-- BEGIN --

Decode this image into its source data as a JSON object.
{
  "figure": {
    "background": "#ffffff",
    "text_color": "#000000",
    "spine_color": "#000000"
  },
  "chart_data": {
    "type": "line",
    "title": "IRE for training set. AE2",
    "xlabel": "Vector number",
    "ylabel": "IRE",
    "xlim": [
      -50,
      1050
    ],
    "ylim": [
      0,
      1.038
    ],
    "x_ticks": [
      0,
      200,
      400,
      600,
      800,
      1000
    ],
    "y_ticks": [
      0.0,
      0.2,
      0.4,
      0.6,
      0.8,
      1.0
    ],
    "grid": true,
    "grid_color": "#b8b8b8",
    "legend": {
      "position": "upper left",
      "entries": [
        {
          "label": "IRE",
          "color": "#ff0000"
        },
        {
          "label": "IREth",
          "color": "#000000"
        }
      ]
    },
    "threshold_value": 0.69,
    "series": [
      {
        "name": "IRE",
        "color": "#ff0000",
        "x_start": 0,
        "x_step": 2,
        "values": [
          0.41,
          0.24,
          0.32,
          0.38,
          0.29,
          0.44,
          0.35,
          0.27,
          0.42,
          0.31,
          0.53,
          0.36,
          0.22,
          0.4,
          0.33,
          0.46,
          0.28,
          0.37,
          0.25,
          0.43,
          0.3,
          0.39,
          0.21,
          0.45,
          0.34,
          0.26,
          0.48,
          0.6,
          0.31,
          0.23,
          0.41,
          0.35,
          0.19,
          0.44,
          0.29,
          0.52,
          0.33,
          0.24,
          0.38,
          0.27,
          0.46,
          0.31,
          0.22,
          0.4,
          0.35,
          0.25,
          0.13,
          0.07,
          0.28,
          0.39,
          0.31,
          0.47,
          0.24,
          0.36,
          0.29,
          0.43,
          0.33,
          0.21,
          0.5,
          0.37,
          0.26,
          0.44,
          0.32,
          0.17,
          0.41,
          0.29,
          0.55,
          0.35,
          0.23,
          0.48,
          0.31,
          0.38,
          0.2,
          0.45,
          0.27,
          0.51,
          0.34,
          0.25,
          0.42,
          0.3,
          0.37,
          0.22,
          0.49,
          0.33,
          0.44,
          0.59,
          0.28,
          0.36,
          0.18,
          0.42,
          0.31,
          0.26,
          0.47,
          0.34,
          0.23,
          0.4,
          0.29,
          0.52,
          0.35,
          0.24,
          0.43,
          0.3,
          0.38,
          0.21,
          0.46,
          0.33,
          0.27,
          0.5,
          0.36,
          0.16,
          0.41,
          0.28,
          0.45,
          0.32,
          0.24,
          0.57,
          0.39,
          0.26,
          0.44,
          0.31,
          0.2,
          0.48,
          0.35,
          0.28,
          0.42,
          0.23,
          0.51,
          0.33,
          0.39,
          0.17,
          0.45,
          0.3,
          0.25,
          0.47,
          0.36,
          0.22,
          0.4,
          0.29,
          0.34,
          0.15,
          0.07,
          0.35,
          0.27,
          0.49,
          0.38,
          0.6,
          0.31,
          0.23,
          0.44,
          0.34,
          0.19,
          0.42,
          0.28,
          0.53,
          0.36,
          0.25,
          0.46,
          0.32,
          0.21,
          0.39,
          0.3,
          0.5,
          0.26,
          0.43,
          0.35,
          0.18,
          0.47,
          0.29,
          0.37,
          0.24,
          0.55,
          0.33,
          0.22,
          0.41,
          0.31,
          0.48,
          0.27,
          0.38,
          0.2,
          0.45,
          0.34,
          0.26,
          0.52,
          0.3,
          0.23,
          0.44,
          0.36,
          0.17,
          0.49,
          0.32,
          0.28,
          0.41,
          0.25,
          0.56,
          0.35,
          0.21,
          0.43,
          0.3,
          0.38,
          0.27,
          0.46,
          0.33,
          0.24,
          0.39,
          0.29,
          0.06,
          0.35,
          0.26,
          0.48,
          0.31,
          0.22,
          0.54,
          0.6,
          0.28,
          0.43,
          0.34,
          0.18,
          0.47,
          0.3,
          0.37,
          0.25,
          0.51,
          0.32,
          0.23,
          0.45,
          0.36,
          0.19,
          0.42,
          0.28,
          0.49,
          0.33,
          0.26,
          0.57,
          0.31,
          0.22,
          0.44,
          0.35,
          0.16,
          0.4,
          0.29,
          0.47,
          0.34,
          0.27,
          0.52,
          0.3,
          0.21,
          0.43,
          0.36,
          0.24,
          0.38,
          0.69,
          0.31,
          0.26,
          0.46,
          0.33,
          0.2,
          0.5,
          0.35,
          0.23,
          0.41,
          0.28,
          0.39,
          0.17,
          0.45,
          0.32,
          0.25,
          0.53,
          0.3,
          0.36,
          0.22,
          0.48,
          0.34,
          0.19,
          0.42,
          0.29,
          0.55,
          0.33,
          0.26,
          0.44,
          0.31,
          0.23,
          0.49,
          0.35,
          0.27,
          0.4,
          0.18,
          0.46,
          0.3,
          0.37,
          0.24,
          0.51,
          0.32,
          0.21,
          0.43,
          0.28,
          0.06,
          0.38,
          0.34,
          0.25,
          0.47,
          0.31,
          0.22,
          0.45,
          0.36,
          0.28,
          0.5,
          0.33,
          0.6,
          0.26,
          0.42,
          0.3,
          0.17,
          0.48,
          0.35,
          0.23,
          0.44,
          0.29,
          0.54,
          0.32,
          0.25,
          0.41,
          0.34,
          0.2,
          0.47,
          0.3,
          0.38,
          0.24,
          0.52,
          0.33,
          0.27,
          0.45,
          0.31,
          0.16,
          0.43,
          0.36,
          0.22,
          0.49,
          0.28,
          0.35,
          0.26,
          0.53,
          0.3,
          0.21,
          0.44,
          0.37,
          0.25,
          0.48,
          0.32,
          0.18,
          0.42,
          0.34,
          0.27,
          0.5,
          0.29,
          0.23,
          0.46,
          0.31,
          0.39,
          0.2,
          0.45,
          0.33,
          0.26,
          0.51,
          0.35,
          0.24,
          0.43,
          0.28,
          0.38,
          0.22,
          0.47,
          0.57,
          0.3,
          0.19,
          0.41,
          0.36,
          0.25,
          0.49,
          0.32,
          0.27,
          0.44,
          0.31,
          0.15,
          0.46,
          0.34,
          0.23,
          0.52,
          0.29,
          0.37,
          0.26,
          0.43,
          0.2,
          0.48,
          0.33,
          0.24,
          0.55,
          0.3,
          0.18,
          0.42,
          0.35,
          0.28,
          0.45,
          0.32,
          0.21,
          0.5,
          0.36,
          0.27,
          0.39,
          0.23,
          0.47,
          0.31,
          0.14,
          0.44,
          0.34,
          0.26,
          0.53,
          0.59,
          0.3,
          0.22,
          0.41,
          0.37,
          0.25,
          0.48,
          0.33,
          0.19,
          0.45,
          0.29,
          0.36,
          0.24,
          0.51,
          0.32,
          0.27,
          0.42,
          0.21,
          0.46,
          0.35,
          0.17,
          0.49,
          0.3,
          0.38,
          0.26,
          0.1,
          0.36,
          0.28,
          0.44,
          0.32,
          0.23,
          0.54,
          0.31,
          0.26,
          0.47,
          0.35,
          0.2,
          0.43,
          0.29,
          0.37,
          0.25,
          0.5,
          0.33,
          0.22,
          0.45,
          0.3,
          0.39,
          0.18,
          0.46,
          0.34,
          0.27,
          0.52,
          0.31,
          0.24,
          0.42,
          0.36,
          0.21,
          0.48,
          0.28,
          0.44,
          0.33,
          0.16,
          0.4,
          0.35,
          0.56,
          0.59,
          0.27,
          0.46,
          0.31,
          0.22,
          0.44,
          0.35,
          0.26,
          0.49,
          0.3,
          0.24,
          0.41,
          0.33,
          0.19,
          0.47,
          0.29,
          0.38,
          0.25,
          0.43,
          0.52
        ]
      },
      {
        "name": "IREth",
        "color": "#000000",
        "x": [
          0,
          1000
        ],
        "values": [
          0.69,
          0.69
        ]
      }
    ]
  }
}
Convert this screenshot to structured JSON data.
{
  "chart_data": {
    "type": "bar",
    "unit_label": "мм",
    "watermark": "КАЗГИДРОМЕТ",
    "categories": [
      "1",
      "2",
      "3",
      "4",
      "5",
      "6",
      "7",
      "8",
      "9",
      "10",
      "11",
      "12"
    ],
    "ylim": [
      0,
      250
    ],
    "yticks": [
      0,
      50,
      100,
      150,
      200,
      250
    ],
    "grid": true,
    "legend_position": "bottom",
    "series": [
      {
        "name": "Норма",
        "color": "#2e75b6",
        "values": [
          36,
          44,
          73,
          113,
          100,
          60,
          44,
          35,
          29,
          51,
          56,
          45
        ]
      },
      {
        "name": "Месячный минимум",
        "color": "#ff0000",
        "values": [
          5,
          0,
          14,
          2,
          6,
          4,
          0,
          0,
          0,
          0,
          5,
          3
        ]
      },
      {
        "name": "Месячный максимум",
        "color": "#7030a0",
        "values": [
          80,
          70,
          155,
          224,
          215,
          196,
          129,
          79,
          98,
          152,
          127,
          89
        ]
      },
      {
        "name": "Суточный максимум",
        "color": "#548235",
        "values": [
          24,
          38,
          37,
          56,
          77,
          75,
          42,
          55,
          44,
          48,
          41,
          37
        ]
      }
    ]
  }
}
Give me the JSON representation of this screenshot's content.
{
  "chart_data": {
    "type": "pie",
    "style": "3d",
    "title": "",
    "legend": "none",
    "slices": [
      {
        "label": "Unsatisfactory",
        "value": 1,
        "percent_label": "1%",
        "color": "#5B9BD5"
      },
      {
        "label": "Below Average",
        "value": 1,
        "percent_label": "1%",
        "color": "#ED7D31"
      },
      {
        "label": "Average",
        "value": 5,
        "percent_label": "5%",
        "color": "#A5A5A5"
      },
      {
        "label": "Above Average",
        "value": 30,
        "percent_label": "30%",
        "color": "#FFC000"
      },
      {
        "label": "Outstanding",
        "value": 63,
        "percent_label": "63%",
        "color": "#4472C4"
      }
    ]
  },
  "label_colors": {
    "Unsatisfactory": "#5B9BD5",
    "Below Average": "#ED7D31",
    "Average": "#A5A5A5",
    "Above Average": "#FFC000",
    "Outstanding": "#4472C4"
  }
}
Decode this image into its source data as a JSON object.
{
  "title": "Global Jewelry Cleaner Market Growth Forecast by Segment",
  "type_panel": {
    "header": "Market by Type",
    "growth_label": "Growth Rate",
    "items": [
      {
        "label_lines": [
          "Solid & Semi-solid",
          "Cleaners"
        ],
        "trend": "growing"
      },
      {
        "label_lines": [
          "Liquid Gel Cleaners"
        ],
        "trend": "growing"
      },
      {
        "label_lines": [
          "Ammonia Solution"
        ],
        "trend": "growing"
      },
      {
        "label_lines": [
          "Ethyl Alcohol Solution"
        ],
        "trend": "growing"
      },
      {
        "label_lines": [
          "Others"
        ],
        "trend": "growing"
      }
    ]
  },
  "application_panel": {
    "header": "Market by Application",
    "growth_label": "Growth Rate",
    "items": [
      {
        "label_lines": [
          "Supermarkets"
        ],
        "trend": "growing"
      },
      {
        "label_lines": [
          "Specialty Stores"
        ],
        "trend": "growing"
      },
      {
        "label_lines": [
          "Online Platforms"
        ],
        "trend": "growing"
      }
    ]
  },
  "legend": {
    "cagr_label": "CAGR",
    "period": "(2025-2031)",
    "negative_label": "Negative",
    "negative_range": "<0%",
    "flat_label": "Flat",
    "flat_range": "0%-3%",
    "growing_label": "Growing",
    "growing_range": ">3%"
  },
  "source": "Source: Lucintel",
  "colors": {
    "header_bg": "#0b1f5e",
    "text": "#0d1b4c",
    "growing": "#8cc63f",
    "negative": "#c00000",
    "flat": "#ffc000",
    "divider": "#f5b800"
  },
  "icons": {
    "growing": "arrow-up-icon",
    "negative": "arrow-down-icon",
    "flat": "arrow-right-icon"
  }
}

-- END --

• BRIEF: Which lines contain the word "screenshot"? Copy each one.

• SOLUTION FOR THIS PROBLEM:
Convert this screenshot to structured JSON data.
Give me the JSON representation of this screenshot's content.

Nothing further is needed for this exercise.